Short problem> Pull out every line below that holds the word "trasparente".

######

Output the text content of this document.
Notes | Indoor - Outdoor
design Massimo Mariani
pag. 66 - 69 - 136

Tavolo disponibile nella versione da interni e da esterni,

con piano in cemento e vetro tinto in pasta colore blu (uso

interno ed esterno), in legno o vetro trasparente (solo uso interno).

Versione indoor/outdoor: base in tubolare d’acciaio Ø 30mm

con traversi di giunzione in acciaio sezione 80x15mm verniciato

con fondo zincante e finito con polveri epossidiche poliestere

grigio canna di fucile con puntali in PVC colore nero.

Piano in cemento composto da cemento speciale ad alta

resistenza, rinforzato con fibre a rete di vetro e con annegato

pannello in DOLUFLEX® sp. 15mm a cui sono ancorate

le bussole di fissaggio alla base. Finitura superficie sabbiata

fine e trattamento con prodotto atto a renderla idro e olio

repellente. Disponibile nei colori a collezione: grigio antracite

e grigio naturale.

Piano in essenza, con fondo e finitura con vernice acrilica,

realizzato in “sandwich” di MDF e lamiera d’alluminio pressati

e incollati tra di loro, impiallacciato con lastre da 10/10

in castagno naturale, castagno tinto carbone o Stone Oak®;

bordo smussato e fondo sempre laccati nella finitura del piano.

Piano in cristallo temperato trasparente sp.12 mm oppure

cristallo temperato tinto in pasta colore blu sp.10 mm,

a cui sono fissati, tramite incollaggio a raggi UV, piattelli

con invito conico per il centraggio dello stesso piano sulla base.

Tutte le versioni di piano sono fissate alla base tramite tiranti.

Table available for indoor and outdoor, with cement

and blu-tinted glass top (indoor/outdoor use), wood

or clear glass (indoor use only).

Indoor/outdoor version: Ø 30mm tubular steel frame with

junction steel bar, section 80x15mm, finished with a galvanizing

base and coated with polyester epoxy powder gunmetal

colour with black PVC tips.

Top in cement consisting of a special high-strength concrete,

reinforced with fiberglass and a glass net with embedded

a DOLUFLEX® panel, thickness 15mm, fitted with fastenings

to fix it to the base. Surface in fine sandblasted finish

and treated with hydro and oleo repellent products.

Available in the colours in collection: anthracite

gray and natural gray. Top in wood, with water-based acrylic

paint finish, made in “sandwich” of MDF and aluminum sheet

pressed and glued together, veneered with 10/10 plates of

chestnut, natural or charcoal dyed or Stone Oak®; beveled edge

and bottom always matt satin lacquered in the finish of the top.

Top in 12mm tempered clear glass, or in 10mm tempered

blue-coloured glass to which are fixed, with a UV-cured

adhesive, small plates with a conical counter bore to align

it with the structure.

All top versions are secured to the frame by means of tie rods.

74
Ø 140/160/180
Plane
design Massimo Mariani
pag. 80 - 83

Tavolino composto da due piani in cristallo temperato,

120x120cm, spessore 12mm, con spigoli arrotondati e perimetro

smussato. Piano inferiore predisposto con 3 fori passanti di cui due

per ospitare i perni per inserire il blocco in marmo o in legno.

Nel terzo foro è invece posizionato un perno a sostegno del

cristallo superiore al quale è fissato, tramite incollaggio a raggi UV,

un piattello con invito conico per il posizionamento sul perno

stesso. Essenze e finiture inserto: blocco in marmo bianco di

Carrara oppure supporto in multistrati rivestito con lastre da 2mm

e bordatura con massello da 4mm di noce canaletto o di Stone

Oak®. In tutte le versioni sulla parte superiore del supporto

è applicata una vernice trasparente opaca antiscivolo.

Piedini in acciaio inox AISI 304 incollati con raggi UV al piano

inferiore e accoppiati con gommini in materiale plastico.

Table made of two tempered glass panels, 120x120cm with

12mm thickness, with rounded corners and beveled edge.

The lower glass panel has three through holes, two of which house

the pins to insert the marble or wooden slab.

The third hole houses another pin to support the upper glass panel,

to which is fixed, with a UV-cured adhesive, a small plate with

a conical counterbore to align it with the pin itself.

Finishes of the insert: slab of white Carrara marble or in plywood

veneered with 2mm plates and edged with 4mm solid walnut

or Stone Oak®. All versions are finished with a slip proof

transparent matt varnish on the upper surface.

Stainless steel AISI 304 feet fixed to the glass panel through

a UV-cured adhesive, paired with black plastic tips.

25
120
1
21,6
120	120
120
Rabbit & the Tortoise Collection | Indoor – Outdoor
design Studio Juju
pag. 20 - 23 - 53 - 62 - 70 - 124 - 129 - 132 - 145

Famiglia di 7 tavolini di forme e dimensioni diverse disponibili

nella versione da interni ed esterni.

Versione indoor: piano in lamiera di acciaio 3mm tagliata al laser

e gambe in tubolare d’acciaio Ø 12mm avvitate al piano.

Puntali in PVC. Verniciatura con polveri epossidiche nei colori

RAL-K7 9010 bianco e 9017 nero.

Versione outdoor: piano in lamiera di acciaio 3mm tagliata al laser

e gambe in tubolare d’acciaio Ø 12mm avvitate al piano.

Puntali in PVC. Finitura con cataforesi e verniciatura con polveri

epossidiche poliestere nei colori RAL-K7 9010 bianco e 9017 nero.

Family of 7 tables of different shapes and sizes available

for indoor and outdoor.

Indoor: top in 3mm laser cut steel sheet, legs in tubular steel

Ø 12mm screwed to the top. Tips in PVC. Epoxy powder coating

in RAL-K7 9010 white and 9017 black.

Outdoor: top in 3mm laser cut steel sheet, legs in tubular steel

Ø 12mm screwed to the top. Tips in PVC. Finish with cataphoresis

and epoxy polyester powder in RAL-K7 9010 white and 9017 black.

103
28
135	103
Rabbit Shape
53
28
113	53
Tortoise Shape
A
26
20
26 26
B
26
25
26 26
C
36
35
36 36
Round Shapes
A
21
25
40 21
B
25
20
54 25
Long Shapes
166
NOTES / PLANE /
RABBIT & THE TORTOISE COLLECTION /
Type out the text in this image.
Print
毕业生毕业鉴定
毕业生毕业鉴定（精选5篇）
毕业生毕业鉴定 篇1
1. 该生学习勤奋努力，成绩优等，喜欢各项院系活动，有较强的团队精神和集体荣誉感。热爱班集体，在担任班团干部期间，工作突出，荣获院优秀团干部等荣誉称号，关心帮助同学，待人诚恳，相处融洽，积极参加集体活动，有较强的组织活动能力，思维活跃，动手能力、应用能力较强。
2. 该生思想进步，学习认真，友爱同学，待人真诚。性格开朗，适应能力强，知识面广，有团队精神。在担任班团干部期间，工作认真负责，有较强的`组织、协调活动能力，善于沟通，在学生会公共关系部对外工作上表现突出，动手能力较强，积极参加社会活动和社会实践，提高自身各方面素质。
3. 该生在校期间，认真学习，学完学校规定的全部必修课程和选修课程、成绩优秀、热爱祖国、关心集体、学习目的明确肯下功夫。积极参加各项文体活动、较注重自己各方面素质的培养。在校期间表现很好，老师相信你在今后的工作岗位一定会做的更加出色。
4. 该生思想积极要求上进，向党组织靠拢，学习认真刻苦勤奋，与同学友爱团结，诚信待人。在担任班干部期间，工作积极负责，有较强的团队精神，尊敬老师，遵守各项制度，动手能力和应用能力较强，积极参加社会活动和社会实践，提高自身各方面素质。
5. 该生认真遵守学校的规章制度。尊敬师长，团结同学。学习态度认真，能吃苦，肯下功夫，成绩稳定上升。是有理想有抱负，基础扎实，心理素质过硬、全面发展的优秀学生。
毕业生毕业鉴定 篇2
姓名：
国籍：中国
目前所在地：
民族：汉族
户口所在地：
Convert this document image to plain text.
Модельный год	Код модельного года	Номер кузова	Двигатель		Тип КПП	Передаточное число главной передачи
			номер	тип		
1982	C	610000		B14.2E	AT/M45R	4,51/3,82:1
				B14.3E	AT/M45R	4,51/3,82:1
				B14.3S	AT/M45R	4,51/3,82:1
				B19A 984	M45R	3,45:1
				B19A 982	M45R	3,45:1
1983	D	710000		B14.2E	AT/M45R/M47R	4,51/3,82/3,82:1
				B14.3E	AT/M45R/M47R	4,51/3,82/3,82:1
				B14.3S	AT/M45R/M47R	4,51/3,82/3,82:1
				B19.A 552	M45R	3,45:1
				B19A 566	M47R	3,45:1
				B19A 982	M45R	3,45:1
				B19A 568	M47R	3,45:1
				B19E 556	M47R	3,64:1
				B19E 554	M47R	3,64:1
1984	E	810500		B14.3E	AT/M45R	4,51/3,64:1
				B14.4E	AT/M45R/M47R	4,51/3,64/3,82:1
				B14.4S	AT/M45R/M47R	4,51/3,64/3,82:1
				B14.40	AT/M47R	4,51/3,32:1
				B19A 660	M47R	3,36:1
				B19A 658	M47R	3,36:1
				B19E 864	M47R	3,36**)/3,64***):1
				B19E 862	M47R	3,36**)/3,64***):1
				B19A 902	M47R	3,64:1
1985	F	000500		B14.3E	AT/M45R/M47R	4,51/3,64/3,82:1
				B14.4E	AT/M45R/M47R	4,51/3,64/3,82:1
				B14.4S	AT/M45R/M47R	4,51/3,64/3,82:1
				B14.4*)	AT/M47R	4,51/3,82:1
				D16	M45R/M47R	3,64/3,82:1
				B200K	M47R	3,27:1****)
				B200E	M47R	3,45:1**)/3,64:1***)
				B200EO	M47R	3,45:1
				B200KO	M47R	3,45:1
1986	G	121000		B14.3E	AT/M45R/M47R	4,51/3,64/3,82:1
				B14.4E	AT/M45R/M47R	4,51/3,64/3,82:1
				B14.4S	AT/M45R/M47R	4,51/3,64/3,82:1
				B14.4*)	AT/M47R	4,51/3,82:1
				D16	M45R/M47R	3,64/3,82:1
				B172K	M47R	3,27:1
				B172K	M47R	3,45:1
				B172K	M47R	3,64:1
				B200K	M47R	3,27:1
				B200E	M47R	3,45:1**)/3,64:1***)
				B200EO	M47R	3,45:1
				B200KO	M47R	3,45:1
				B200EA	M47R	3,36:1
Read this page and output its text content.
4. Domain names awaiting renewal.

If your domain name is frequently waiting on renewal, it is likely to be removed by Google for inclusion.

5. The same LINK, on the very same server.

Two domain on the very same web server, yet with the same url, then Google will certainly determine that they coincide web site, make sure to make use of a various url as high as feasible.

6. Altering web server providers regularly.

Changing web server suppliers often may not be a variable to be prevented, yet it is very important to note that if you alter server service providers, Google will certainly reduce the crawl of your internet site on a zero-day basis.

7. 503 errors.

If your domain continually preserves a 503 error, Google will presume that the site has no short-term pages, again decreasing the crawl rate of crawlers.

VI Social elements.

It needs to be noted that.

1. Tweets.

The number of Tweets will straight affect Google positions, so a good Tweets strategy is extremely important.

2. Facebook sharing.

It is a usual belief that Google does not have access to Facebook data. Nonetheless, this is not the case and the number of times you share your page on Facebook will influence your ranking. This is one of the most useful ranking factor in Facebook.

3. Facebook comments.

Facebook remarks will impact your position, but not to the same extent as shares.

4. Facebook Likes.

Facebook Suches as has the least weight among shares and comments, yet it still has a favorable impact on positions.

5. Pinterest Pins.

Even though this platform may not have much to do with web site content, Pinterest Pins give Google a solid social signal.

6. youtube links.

######

Worked solution>
interno ed esterno), in legno o vetro trasparente (solo uso interno).
Piano in cristallo temperato trasparente sp.12 mm oppure
è applicata una vernice trasparente opaca antiscivolo.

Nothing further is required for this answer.